Start Document
Euler DAO Input on EUL

Euler DAO Input on EUL

Disclosure: This forum thread is solely a place of discussion involving creating additional utility and functionality for the EUL token. This will not be moving to a vote or act as a signaling mechanism and is only to gather feedback from the community.

Community Input on EUL Utility

The Future of Euler Protocol discussion yielded many good ideas from DAO members regarding what they want the future of Euler Protocol to look like. This discussion hopes to identify what DAO members want to see from the EUL token.

Given the current downtime of the protocol, this opportunity can be used by the community to share ideas on how to innovate on the EUL token to bring more utility to its holders.

We would appreciate community feedback on what they would like to see from the EUL token. Below are some ideas of possible tokenomics models but feel free to suggest any other ideas.

EUL Currently

Currently, EUL serves as the governance token for Euler DAO with each token representing a vote in the DAO. The exact details of EUL can be found here


EUL Distribution Breakdown


EUL Unlock Schedule Breakdown

Possible Examples of Token Design

VE Model

Background: VE or vote escrow model is a popular tokenomics model. It involves holders locking up their EUL to receive veEUL which can be used to vote in the DAO and or receive rewards. The longer you elect to lock up your tokens, the more weight you receive for DAO voting power, staking rewards, and gauge voting. This model adds deeper liquidity to the protocol and helps ensure voters are longer-term committed to the protocol. More info can be found here.
End Document
_Required task 1_
Repeat the records from the data collection with "x-tick-base" replaced by "x-tick-root" throughout, keeping everything else the same and leaving out the pictures.
Start Information supplied
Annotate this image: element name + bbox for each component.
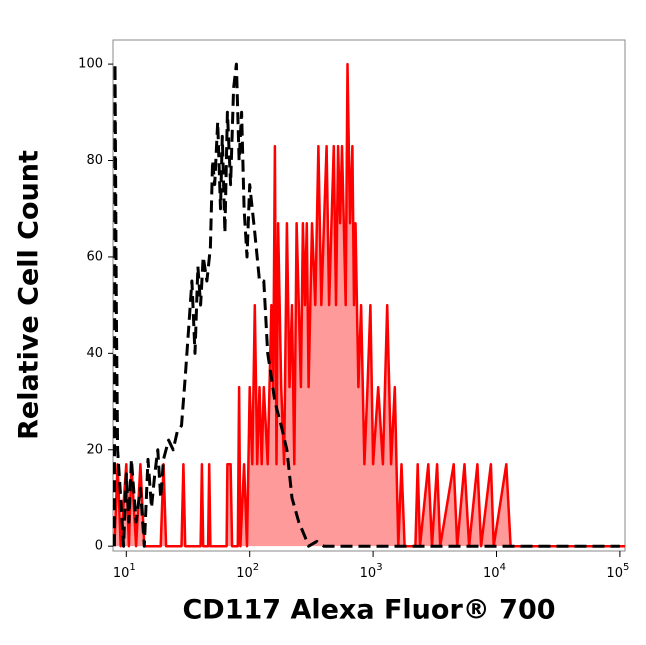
x-axis-label: CD117 Alexa Fluor® 700	[182, 595, 555, 626]
x-tick-exponent: 3	[376, 562, 382, 573]
y-tick-label: 40	[86, 346, 103, 361]
x-tick-exponent: 5	[623, 562, 629, 573]
x-tick-label: 102	[236, 562, 259, 581]
y-tick-label: 0	[95, 539, 103, 554]
x-tick-exponent: 4	[500, 562, 506, 573]
x-tick-exponent: 2	[253, 562, 259, 573]
x-tick-label: 105	[606, 562, 629, 581]
x-tick-label: 103	[360, 562, 383, 581]
x-tick-base: 10	[113, 566, 130, 581]
histogram-area	[114, 64, 626, 547]
x-tick-base: 10	[606, 566, 623, 581]
plot-frame	[112, 39, 626, 552]
histogram-line	[113, 62, 625, 548]
x-tick-base: 10	[360, 566, 377, 581]
y-tick-label: 80	[86, 153, 103, 168]
y-axis-label: Relative Cell Count	[14, 150, 45, 440]
y-tick-label: 100	[78, 57, 103, 72]
x-tick-label: 104	[483, 562, 506, 581]
x-tick-base: 10	[236, 566, 253, 581]
y-tick-label: 60	[86, 249, 103, 264]
histogram-line	[112, 62, 620, 548]
x-tick-label: 101	[113, 562, 136, 581]
x-tick-exponent: 1	[129, 562, 135, 573]
y-tick-label: 20	[86, 442, 103, 457]
x-tick-base: 10	[483, 566, 500, 581]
End Information supplied
_Required task 2_
In the EUL forum post, what do holders receive when they lock up their EUL under the VE model?

_Worked solution 1_
Annotate this image: element name + bbox for each component.
x-axis-label: CD117 Alexa Fluor® 700	[182, 595, 555, 626]
x-tick-exponent: 3	[376, 562, 382, 573]
y-tick-label: 40	[86, 346, 103, 361]
x-tick-exponent: 5	[623, 562, 629, 573]
x-tick-label: 102	[236, 562, 259, 581]
y-tick-label: 0	[95, 539, 103, 554]
x-tick-exponent: 4	[500, 562, 506, 573]
x-tick-exponent: 2	[253, 562, 259, 573]
x-tick-label: 105	[606, 562, 629, 581]
x-tick-label: 103	[360, 562, 383, 581]
x-tick-root: 10	[113, 566, 130, 581]
histogram-area	[114, 64, 626, 547]
x-tick-root: 10	[606, 566, 623, 581]
plot-frame	[112, 39, 626, 552]
histogram-line	[113, 62, 625, 548]
x-tick-root: 10	[360, 566, 377, 581]
y-tick-label: 80	[86, 153, 103, 168]
y-axis-label: Relative Cell Count	[14, 150, 45, 440]
y-tick-label: 100	[78, 57, 103, 72]
x-tick-label: 104	[483, 562, 506, 581]
x-tick-root: 10	[236, 566, 253, 581]
y-tick-label: 60	[86, 249, 103, 264]
histogram-line	[112, 62, 620, 548]
x-tick-label: 101	[113, 562, 136, 581]
x-tick-exponent: 1	[129, 562, 135, 573]
y-tick-label: 20	[86, 442, 103, 457]
x-tick-root: 10	[483, 566, 500, 581]

_Worked solution 2_
They receive veEUL, which can be used to vote in the DAO and/or receive rewards.